━━━ The data

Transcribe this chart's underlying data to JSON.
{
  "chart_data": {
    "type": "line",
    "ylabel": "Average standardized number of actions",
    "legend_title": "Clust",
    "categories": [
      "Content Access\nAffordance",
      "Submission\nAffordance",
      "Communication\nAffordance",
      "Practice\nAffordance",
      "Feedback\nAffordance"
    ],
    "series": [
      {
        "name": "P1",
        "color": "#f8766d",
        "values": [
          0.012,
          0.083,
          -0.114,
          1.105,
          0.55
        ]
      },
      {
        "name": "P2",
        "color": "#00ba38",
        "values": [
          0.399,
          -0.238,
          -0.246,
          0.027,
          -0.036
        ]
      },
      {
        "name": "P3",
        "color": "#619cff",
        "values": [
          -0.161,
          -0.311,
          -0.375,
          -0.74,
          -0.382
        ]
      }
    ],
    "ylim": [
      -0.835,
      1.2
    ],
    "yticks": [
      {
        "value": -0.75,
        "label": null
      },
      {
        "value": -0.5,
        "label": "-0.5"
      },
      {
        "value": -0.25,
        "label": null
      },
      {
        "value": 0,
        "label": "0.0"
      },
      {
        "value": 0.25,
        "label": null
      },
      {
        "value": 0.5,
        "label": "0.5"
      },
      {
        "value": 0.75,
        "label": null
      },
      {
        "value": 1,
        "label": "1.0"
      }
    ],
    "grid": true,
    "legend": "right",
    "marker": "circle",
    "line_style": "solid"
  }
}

━━━━━━

# Written problem:
Write out every entry exactly as given.

# Result of the exercise:
Transcribe this chart's underlying data to JSON.
{
  "chart_data": {
    "type": "line",
    "ylabel": "Average standardized number of actions",
    "legend_title": "Clust",
    "categories": [
      "Content Access\nAffordance",
      "Submission\nAffordance",
      "Communication\nAffordance",
      "Practice\nAffordance",
      "Feedback\nAffordance"
    ],
    "series": [
      {
        "name": "P1",
        "color": "#f8766d",
        "values": [
          0.012,
          0.083,
          -0.114,
          1.105,
          0.55
        ]
      },
      {
        "name": "P2",
        "color": "#00ba38",
        "values": [
          0.399,
          -0.238,
          -0.246,
          0.027,
          -0.036
        ]
      },
      {
        "name": "P3",
        "color": "#619cff",
        "values": [
          -0.161,
          -0.311,
          -0.375,
          -0.74,
          -0.382
        ]
      }
    ],
    "ylim": [
      -0.835,
      1.2
    ],
    "yticks": [
      {
        "value": -0.75,
        "label": null
      },
      {
        "value": -0.5,
        "label": "-0.5"
      },
      {
        "value": -0.25,
        "label": null
      },
      {
        "value": 0,
        "label": "0.0"
      },
      {
        "value": 0.25,
        "label": null
      },
      {
        "value": 0.5,
        "label": "0.5"
      },
      {
        "value": 0.75,
        "label": null
      },
      {
        "value": 1,
        "label": "1.0"
      }
    ],
    "grid": true,
    "legend": "right",
    "marker": "circle",
    "line_style": "solid"
  }
}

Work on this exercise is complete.